* **What the exercise asks**
In the listing below, locate the lines bearing the word "title". Copy every one of them.
***
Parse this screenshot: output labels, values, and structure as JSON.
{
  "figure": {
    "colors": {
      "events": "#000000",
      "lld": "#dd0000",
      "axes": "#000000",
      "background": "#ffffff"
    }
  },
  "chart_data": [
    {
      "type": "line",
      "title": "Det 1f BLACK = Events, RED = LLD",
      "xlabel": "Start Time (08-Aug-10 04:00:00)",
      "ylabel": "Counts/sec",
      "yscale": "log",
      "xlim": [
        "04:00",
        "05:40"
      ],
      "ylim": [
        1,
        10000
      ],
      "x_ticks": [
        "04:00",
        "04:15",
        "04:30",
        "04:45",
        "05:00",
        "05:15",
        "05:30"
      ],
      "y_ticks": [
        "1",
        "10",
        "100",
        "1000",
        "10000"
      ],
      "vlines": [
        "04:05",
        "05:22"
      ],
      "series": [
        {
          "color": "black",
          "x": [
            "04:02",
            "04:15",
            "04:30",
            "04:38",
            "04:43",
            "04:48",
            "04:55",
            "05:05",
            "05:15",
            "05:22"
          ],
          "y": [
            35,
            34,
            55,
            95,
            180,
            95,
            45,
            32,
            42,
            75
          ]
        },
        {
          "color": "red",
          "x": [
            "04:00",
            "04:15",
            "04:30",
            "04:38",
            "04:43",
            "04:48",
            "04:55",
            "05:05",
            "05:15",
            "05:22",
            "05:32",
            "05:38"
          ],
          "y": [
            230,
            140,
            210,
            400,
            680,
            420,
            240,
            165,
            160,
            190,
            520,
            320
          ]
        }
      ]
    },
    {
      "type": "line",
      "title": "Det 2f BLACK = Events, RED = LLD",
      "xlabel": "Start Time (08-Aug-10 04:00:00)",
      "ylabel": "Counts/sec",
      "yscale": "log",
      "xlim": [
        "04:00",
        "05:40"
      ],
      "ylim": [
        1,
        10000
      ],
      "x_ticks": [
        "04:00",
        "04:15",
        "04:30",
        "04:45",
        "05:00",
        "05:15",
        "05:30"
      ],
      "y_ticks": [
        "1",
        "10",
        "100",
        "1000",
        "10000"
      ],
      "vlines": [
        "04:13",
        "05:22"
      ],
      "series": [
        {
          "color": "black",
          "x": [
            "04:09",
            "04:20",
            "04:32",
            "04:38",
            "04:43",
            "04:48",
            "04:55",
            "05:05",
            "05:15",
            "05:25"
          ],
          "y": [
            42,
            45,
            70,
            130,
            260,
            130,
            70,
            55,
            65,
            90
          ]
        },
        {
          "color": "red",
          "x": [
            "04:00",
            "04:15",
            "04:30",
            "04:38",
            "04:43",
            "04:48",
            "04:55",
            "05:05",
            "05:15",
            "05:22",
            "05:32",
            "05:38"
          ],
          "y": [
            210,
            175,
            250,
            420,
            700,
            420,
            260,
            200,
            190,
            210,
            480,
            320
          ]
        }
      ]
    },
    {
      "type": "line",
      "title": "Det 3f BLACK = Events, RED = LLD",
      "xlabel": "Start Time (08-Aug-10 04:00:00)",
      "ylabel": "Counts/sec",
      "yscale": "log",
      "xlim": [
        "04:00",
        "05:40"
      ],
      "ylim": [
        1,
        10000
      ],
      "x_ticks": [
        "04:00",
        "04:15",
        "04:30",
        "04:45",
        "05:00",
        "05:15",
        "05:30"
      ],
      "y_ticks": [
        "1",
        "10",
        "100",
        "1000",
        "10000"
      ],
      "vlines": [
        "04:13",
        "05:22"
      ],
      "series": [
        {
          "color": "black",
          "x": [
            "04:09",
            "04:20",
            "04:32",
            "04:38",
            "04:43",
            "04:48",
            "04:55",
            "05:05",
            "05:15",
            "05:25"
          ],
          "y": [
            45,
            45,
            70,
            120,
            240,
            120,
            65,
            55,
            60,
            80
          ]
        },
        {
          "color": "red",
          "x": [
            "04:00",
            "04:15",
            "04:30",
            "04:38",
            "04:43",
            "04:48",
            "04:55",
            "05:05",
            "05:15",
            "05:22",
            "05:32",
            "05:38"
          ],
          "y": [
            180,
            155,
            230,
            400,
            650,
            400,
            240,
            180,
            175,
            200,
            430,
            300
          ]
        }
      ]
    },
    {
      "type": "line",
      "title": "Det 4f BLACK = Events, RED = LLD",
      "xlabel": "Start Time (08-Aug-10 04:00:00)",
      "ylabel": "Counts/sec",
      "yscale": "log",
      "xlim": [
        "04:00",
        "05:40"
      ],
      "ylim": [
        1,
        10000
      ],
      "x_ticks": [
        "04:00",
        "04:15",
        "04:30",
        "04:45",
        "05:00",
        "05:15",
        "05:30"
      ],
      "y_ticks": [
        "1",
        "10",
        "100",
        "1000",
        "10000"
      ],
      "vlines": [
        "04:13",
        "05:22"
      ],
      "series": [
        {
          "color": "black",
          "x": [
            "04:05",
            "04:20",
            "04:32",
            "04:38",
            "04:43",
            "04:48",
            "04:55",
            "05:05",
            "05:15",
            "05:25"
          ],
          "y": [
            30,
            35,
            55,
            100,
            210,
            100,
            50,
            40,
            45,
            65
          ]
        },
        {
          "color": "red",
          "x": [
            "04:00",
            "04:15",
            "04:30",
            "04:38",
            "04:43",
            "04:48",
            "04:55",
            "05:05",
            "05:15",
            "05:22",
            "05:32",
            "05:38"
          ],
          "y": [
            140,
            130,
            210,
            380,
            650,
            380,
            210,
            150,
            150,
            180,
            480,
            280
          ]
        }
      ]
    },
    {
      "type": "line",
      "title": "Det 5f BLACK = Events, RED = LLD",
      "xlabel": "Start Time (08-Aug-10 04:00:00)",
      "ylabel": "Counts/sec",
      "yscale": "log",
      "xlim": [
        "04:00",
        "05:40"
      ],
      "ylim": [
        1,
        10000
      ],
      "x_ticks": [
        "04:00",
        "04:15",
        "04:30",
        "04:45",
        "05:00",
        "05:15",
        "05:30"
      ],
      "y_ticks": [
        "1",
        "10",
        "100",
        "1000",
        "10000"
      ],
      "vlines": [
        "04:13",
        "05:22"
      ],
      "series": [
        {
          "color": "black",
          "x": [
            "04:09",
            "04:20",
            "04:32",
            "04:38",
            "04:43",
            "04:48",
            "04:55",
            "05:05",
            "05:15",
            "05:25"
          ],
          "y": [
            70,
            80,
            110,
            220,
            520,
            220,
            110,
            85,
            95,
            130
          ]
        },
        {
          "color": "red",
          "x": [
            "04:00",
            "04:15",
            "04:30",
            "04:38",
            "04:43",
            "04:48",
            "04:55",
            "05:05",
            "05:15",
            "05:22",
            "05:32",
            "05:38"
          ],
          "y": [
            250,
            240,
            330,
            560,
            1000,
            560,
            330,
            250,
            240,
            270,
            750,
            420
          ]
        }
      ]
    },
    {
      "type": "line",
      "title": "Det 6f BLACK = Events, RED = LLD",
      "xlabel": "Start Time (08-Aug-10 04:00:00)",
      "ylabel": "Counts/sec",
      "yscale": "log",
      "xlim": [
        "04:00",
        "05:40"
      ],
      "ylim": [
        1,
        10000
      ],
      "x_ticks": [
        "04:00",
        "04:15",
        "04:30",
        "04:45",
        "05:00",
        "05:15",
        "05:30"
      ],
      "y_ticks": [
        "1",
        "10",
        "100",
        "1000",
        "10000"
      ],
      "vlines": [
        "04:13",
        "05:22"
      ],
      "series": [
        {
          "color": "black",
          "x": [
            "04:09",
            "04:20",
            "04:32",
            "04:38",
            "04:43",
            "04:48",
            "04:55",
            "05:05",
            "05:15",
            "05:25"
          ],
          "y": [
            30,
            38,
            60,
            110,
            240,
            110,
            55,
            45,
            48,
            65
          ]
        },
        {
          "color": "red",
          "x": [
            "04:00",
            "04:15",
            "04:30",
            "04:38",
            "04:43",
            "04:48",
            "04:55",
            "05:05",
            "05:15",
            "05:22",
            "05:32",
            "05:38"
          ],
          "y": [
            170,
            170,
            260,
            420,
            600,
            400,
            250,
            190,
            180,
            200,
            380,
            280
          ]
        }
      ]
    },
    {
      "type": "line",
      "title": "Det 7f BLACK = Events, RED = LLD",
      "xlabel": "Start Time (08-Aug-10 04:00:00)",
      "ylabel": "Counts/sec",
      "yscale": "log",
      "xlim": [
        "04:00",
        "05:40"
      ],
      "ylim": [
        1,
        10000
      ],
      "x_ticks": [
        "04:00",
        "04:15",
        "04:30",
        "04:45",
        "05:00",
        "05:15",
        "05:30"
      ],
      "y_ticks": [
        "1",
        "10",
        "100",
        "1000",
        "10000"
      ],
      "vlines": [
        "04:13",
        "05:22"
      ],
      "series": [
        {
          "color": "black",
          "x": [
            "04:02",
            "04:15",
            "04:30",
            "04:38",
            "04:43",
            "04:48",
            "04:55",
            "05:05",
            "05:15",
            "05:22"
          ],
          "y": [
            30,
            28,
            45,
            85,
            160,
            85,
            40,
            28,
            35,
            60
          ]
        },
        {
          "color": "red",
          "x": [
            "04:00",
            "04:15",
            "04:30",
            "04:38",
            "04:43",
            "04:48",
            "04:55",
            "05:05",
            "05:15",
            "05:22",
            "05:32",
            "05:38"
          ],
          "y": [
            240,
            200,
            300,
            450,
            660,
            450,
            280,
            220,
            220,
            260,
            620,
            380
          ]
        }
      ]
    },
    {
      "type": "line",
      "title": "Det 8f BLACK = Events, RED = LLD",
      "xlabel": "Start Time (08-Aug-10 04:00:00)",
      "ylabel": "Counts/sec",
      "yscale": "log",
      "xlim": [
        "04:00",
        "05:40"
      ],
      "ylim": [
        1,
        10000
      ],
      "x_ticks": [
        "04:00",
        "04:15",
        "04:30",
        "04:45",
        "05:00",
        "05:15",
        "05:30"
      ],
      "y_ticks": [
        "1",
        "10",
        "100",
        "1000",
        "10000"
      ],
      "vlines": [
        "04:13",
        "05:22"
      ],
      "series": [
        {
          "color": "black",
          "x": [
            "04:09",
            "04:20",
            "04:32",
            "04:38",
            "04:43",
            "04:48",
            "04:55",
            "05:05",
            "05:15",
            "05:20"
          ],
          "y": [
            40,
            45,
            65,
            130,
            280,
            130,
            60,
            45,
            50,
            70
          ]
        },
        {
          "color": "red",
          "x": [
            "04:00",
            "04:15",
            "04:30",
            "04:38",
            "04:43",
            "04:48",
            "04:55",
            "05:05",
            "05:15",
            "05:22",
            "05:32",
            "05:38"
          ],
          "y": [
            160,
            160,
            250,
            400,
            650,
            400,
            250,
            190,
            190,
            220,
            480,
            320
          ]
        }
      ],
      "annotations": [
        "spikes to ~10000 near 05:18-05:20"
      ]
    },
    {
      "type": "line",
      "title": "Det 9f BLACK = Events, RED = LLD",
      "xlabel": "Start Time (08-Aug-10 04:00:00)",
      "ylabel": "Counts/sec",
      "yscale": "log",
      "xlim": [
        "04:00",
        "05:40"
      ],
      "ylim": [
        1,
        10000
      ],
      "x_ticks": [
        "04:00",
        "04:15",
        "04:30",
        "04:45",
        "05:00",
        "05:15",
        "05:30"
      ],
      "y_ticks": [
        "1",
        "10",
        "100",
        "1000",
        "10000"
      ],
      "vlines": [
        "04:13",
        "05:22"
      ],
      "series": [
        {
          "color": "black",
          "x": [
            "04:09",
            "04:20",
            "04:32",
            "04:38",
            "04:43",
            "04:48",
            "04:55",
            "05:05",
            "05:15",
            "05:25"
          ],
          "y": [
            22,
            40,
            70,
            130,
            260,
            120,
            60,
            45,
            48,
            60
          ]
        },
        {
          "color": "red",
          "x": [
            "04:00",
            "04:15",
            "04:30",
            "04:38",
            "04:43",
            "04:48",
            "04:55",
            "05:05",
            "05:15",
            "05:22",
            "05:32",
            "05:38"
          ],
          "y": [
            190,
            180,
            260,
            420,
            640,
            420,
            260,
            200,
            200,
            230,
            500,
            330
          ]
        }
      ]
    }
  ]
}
***
* **Solved exercise**
      "title": "Det 1f BLACK = Events, RED = LLD",
      "title": "Det 2f BLACK = Events, RED = LLD",
      "title": "Det 3f BLACK = Events, RED = LLD",
      "title": "Det 4f BLACK = Events, RED = LLD",
      "title": "Det 5f BLACK = Events, RED = LLD",
      "title": "Det 6f BLACK = Events, RED = LLD",
      "title": "Det 7f BLACK = Events, RED = LLD",
      "title": "Det 8f BLACK = Events, RED = LLD",
      "title": "Det 9f BLACK = Events, RED = LLD",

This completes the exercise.